Aim of the exercise |
From the listing below, count the lines where the string "JSON" occurs. Give the number, with no other words.

··· Provided information

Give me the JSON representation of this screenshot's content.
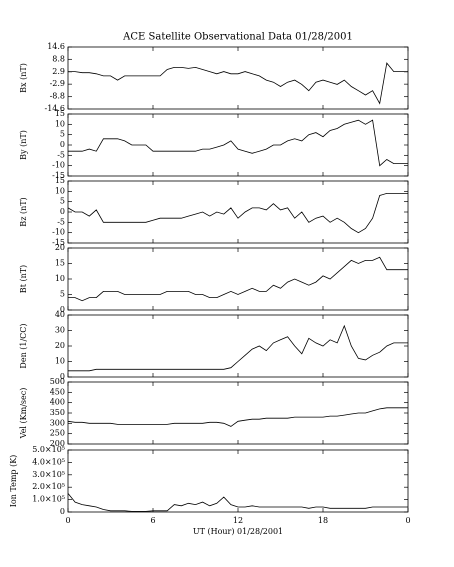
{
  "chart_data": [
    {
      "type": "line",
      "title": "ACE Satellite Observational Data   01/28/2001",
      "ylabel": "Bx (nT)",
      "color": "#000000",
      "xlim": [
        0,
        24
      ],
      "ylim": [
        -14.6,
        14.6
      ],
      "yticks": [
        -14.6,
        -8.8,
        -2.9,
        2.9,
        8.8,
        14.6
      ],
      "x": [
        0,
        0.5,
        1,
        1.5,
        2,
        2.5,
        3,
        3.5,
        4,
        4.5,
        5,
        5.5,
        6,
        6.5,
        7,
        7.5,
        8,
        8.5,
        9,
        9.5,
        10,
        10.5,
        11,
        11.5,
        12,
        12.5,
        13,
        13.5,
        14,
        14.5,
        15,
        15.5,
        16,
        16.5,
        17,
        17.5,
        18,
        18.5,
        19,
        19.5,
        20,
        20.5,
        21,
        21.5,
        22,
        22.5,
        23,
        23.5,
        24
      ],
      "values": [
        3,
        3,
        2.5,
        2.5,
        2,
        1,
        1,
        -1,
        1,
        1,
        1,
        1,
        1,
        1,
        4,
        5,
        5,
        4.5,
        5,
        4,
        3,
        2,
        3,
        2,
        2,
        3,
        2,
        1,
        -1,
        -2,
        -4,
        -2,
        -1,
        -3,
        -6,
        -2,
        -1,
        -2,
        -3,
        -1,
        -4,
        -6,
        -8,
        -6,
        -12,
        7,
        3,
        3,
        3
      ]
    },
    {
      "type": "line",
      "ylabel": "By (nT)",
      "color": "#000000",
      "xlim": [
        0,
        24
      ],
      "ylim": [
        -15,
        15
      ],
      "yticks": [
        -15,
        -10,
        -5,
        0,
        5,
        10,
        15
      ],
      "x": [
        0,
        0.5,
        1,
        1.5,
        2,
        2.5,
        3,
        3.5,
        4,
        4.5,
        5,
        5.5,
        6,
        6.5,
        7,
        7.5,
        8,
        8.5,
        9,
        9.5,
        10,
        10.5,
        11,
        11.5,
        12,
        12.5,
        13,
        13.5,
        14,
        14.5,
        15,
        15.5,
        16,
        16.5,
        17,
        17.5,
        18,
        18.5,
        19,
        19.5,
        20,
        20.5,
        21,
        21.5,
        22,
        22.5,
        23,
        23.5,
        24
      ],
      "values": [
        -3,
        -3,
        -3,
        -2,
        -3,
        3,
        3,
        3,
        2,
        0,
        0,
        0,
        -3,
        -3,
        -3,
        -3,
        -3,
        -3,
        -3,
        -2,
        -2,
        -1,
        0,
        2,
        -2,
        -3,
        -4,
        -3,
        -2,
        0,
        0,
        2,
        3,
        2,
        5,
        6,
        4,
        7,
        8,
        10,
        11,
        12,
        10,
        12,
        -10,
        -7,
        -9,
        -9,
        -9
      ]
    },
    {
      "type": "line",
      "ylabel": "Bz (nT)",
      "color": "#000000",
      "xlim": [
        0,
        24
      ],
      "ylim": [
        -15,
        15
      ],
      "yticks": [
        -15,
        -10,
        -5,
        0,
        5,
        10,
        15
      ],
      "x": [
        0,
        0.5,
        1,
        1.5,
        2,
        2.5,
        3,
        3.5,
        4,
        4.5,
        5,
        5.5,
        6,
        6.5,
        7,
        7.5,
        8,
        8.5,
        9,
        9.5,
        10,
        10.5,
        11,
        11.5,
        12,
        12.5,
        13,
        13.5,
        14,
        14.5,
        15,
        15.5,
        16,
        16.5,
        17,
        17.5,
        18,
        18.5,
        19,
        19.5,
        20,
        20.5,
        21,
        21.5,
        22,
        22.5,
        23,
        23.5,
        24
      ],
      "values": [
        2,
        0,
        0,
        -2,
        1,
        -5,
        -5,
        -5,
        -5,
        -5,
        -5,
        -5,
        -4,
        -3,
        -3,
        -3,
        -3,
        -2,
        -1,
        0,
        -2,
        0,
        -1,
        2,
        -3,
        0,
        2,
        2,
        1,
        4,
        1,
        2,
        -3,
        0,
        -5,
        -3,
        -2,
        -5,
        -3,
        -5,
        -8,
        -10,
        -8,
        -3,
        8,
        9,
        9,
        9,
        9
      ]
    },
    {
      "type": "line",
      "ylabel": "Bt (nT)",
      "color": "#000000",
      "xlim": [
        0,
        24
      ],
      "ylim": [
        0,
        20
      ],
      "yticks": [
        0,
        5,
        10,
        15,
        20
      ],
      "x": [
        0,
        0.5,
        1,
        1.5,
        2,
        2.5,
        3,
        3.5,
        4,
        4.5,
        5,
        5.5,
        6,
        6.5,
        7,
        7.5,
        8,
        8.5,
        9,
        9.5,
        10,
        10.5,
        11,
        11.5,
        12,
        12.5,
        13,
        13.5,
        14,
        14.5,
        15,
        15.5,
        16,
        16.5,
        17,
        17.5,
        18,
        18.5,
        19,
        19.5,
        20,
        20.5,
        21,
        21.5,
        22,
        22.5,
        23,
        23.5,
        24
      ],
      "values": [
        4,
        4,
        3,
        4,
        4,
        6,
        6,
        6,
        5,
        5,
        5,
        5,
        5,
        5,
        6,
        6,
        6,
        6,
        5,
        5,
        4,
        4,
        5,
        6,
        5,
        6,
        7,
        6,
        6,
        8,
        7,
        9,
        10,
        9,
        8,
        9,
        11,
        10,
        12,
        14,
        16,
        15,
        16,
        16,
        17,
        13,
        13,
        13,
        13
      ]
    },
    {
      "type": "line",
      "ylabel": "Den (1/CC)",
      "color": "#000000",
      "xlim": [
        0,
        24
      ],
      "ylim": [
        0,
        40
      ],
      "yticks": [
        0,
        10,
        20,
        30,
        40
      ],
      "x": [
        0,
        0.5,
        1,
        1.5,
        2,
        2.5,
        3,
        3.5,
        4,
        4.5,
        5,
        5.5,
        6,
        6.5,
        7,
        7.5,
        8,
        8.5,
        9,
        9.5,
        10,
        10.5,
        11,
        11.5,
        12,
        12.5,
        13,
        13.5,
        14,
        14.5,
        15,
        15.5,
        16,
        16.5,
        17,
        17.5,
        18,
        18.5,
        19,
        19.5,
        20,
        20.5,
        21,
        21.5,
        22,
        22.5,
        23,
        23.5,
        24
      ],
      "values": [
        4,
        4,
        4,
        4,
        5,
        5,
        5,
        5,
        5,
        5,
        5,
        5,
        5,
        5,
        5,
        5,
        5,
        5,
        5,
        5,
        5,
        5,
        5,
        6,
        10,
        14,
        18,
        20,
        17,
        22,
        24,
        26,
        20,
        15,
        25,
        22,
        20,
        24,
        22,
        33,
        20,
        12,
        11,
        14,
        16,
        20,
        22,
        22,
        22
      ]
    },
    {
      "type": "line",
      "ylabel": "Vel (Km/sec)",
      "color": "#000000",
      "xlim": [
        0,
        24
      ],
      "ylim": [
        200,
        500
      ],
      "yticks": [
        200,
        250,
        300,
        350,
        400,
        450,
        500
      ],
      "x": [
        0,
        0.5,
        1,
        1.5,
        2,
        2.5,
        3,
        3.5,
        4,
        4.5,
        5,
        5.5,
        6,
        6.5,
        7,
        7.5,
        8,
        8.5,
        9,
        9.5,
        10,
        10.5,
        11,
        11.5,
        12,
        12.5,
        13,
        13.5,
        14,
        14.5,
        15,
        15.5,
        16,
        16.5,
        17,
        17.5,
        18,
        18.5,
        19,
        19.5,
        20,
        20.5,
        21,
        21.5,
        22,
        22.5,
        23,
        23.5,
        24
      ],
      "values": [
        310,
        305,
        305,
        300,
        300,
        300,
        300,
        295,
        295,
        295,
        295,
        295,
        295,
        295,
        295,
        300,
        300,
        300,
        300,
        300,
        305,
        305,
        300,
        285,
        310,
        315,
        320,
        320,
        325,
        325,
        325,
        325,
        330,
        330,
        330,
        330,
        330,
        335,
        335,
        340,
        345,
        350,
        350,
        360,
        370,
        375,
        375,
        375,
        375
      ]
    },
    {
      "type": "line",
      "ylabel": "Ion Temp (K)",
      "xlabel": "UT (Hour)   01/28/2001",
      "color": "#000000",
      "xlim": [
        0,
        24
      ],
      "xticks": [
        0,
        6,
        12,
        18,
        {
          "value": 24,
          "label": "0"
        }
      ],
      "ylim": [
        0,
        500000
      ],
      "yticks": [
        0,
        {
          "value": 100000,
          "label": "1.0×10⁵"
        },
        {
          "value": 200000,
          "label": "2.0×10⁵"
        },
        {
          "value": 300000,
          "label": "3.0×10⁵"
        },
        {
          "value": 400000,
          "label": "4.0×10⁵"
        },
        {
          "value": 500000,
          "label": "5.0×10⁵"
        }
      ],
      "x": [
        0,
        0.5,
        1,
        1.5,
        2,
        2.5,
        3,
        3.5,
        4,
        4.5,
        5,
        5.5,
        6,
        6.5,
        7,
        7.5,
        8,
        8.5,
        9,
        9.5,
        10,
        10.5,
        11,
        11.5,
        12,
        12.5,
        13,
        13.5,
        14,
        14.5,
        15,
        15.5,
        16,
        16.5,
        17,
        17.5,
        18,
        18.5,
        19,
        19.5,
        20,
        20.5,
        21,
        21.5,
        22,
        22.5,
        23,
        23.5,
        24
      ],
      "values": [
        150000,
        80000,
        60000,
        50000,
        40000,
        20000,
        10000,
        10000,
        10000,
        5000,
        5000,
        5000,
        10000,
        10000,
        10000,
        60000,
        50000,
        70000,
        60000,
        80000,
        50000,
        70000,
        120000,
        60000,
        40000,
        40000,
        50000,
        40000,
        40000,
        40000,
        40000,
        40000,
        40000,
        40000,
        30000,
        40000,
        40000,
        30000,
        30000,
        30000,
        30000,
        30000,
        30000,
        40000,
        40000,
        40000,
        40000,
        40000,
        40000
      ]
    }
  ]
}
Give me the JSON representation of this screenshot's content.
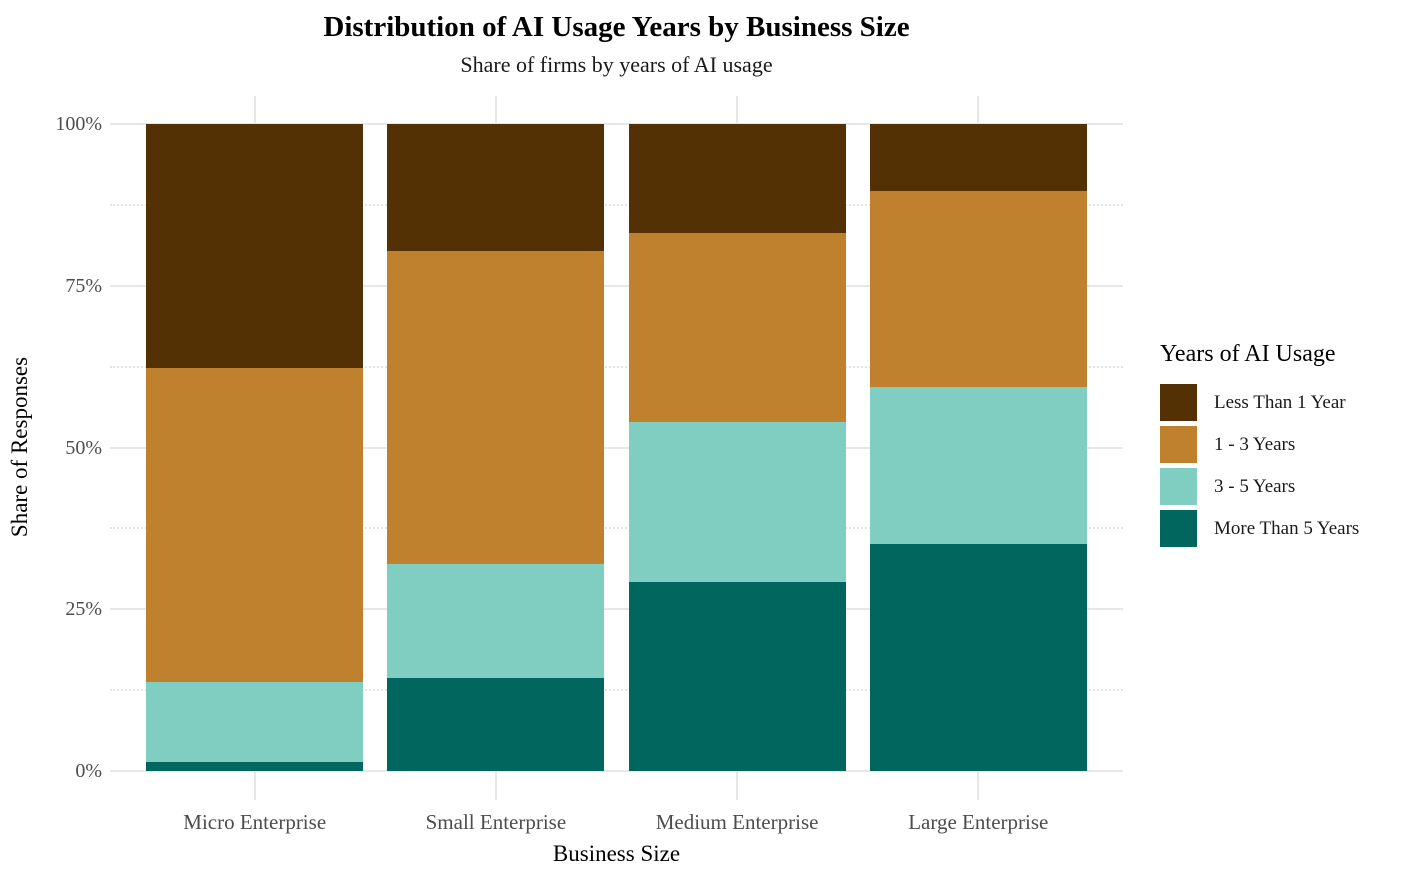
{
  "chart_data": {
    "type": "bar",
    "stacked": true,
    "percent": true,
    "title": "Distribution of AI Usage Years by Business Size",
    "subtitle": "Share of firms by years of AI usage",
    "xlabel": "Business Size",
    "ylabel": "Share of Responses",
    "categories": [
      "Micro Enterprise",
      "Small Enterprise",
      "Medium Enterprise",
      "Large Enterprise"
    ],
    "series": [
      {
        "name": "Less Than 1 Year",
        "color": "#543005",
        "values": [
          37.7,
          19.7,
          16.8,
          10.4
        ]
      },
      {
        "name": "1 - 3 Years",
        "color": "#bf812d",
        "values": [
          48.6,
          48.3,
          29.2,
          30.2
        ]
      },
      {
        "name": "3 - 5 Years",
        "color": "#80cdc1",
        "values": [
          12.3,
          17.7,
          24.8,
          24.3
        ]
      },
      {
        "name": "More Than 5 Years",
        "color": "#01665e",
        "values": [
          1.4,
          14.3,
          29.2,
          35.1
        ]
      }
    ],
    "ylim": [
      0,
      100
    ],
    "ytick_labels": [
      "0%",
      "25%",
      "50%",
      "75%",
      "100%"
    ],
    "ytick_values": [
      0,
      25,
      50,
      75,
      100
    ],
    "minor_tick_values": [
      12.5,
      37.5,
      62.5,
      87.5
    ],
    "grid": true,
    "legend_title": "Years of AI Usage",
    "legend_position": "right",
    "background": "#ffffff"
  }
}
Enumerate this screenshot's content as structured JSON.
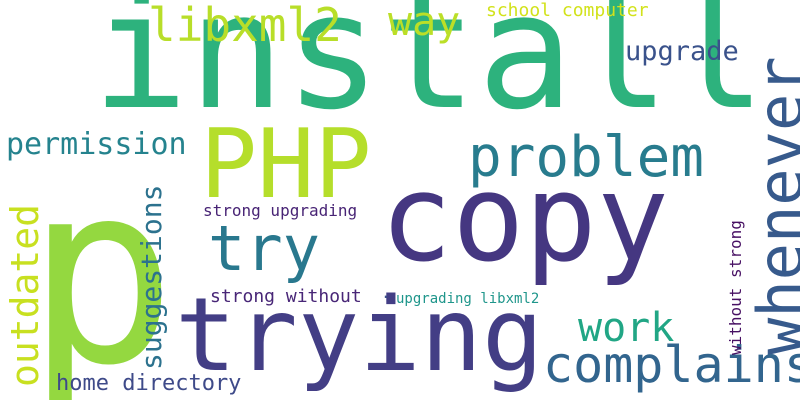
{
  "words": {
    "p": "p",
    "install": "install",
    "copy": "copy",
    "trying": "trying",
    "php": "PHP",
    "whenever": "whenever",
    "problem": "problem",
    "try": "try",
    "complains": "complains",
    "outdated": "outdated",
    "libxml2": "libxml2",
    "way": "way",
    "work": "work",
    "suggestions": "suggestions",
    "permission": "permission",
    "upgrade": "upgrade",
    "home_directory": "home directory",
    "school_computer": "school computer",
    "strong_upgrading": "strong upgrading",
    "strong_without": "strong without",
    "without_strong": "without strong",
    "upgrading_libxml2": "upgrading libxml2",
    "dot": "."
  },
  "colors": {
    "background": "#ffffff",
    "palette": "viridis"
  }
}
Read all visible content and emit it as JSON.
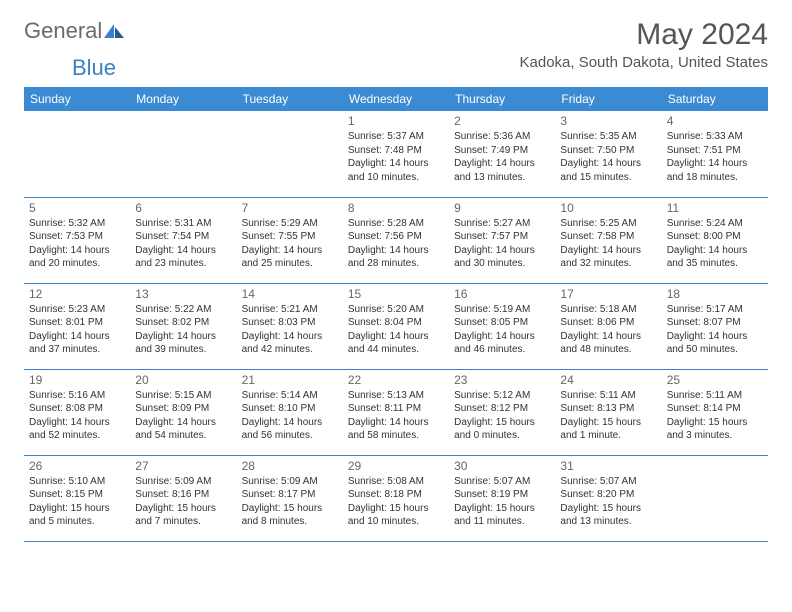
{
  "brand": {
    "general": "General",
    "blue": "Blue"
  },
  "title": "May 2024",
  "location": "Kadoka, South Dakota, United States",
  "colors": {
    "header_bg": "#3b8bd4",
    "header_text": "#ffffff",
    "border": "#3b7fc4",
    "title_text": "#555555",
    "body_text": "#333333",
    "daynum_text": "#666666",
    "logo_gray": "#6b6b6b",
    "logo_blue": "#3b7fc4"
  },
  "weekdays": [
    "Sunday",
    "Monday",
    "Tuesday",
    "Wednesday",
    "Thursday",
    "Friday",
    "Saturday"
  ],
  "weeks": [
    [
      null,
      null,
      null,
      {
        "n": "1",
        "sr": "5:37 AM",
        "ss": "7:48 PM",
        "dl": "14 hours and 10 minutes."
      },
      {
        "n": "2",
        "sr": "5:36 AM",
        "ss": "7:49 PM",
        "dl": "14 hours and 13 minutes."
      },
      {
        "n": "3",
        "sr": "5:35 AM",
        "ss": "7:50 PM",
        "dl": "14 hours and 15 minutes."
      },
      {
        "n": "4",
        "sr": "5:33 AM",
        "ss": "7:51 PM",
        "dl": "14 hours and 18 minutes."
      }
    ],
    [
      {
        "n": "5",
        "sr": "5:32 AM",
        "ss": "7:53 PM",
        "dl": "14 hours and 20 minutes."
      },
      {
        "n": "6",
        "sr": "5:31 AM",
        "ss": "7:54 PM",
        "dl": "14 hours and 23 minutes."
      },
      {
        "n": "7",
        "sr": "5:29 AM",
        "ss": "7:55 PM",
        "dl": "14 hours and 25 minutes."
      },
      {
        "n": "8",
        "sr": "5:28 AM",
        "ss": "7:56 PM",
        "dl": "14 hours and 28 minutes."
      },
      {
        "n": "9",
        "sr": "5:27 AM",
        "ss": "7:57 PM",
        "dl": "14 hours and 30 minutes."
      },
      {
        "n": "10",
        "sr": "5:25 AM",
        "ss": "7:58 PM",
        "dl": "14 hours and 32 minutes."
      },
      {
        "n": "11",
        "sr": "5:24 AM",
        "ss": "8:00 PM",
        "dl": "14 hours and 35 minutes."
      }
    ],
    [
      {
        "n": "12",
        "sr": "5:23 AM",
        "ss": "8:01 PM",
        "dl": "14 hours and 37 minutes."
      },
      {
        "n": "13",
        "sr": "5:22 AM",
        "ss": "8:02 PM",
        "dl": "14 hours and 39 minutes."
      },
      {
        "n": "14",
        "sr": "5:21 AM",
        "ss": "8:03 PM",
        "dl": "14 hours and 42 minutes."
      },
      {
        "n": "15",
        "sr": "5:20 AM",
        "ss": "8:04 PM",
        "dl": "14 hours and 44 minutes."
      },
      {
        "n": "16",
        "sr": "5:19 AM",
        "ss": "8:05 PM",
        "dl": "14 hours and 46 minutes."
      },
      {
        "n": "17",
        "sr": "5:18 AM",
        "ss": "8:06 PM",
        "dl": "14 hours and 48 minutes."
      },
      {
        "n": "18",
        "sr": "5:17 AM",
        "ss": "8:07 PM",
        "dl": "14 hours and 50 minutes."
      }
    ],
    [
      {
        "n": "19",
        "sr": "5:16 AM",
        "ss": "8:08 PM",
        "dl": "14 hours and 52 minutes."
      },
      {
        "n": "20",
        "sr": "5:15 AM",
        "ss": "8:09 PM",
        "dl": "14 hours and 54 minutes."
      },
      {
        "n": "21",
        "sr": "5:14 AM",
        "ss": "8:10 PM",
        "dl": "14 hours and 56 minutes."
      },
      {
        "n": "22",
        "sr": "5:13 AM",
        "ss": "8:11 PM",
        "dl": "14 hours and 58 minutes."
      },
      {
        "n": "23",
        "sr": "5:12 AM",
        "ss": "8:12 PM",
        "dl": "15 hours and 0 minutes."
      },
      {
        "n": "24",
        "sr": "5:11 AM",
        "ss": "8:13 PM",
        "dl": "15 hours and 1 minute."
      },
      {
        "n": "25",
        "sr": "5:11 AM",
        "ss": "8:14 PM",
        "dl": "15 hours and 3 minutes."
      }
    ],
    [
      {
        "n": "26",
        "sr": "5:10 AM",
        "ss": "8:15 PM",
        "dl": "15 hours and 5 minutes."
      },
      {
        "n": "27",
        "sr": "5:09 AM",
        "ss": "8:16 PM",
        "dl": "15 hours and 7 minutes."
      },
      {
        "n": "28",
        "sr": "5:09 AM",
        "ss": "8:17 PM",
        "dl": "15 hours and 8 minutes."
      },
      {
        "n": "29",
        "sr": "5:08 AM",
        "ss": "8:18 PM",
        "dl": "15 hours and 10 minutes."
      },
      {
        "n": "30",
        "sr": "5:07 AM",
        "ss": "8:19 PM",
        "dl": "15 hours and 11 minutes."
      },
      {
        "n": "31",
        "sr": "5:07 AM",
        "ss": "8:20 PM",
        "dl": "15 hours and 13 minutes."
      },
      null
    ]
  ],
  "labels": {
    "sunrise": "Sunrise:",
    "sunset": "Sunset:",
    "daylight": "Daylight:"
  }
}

······

Completed exercise |
4